■ TASK
In the listing below, find every line with the string "Loess" and pull it out.

------

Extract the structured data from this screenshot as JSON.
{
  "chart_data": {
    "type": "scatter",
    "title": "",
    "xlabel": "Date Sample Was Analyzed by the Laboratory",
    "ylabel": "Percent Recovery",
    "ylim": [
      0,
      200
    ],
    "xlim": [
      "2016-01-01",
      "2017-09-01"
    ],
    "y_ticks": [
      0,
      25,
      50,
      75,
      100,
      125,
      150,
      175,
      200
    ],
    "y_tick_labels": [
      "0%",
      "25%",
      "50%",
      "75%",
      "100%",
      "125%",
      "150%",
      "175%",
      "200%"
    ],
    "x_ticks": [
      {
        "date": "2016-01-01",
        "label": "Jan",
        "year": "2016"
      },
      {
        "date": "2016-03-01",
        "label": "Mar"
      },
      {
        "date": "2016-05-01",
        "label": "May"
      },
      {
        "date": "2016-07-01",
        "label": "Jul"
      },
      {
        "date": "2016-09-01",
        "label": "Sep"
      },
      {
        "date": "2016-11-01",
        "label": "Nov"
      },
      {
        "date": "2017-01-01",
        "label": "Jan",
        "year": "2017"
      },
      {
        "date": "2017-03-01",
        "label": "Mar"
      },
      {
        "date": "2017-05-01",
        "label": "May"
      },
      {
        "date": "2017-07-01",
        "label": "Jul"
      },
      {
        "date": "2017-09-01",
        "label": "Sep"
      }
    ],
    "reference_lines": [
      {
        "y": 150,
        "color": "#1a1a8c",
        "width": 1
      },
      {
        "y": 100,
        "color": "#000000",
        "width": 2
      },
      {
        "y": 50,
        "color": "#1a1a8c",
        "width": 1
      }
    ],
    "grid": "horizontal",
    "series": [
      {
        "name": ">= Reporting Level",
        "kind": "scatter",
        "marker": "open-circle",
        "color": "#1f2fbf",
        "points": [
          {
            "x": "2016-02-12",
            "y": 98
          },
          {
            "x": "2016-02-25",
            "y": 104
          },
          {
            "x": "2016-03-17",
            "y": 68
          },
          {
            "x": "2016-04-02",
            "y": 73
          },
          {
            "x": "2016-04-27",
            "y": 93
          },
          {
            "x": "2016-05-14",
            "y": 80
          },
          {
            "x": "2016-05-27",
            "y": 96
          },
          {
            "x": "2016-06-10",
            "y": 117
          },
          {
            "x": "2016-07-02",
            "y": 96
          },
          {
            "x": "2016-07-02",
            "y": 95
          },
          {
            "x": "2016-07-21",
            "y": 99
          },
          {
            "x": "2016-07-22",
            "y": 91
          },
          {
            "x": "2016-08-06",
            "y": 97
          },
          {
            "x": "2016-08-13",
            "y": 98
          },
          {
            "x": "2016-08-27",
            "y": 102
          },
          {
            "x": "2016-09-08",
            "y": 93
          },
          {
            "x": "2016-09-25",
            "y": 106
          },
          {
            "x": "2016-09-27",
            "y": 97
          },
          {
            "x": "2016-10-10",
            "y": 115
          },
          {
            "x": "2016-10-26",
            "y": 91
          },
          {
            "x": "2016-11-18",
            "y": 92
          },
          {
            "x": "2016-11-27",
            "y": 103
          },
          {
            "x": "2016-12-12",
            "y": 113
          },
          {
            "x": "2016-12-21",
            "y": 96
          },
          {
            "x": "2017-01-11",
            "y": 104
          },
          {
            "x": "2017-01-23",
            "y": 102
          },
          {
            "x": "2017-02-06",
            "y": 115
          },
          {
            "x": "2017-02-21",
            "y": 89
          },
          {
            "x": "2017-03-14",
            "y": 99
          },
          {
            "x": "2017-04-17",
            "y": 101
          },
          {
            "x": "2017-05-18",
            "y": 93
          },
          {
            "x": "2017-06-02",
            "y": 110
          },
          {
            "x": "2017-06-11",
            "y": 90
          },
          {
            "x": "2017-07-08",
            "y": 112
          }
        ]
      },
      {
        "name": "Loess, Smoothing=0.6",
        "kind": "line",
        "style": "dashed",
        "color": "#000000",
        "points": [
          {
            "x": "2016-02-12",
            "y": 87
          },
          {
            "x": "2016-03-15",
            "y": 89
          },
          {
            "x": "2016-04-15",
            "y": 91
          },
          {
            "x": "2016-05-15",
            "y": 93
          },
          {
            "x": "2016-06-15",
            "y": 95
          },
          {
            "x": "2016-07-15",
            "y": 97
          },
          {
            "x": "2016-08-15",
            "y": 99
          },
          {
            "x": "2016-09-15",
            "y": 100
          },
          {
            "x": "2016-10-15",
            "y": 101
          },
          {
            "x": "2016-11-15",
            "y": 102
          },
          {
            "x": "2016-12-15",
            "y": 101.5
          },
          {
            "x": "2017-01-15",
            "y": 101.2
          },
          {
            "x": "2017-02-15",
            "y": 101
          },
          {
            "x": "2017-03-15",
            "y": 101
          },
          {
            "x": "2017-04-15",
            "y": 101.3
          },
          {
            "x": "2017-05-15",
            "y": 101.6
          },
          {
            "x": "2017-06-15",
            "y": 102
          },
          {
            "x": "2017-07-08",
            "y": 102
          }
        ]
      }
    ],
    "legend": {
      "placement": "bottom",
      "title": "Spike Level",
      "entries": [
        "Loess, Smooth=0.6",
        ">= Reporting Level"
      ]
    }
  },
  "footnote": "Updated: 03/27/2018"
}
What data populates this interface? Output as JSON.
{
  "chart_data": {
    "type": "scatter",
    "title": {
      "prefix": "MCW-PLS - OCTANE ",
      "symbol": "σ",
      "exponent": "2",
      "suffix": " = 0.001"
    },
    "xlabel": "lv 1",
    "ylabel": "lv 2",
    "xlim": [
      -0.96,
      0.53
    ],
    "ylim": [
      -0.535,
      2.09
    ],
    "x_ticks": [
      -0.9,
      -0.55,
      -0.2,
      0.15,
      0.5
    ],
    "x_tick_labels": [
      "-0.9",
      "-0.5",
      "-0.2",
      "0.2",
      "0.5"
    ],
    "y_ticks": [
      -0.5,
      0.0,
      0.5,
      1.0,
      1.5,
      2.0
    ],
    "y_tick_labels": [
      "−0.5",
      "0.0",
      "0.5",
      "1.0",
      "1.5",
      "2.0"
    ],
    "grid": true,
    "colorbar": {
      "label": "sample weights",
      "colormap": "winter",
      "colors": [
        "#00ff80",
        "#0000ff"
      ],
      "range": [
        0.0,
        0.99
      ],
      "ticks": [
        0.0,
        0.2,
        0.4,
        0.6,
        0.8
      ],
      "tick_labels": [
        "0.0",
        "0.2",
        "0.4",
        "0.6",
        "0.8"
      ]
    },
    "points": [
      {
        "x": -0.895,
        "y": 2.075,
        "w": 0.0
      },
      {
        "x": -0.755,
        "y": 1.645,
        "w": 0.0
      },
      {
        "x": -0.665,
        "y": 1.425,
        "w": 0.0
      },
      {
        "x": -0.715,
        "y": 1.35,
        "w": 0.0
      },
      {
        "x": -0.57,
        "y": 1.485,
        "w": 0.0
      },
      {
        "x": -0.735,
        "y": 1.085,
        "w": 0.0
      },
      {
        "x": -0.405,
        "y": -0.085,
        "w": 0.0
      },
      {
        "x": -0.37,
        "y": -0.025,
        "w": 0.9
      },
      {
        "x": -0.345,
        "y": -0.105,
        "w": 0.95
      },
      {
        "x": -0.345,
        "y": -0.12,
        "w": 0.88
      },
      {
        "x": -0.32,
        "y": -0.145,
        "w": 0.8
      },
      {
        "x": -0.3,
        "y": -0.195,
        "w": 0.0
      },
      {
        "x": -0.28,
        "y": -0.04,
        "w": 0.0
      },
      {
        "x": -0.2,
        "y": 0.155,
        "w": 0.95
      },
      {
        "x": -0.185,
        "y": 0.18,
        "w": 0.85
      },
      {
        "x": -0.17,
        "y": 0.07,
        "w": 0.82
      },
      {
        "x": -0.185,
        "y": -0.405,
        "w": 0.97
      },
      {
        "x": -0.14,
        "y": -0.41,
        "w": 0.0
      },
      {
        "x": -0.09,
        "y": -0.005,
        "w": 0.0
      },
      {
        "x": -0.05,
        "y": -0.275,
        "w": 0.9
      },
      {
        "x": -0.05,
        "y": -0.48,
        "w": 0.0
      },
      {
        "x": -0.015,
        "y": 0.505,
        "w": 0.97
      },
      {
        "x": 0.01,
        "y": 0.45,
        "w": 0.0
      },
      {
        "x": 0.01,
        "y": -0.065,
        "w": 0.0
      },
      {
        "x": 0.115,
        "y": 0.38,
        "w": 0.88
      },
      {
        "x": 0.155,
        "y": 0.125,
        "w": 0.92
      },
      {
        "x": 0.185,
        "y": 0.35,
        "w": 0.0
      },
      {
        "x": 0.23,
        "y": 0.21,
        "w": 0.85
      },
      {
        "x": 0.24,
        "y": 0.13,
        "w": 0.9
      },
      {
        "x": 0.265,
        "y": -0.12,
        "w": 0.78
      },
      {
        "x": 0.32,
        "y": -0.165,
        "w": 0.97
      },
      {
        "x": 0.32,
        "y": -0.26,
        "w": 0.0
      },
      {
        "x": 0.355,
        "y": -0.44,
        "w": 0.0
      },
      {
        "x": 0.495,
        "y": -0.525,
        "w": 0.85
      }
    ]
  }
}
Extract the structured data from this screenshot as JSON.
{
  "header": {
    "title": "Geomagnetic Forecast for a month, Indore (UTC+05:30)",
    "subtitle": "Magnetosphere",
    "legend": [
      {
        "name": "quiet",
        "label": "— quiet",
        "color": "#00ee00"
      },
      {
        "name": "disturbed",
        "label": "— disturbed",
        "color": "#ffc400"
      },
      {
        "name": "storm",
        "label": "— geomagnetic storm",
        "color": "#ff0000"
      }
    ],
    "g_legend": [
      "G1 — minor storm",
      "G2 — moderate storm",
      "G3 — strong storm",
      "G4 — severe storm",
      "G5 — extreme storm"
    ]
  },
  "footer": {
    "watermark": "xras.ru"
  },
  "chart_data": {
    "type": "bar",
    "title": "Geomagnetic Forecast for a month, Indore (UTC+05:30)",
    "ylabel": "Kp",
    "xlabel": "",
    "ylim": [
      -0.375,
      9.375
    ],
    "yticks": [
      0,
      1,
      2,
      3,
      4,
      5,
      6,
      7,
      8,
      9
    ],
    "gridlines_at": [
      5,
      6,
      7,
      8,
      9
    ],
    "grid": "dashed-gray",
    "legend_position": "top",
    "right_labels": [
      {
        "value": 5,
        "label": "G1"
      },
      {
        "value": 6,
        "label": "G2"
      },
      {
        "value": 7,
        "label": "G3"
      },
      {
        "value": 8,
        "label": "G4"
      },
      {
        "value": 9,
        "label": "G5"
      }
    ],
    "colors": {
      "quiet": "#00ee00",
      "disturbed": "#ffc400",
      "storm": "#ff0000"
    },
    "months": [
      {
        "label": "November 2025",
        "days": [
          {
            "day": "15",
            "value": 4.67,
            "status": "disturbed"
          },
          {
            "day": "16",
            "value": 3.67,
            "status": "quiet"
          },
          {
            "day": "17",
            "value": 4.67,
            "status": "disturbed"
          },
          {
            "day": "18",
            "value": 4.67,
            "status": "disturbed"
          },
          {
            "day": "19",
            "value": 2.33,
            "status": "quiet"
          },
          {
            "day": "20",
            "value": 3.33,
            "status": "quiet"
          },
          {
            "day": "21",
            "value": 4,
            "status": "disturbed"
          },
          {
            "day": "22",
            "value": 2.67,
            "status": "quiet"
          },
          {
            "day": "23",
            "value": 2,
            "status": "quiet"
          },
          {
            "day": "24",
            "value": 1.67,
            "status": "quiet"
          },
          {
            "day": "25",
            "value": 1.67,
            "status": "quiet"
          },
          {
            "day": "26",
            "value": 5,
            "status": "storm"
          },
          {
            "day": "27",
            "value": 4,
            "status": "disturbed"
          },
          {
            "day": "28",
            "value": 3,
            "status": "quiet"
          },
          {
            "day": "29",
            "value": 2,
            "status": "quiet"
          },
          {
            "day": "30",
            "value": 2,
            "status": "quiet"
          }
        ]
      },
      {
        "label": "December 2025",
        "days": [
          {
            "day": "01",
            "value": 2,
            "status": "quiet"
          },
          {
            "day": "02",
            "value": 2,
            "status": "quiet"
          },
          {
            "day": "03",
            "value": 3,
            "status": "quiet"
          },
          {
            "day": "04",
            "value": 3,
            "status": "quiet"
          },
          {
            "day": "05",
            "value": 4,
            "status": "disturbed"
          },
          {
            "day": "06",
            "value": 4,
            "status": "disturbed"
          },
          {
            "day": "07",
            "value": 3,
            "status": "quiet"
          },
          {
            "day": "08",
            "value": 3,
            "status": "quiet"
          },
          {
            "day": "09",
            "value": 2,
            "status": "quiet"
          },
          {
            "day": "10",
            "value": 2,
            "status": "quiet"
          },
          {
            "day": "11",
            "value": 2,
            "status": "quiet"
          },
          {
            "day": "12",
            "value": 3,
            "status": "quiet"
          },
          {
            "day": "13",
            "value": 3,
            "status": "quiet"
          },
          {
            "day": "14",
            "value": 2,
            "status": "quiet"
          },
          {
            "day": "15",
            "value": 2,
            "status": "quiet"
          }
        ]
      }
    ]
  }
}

------

■ THE OUTPUT
        "name": "Loess, Smoothing=0.6",
        "Loess, Smooth=0.6",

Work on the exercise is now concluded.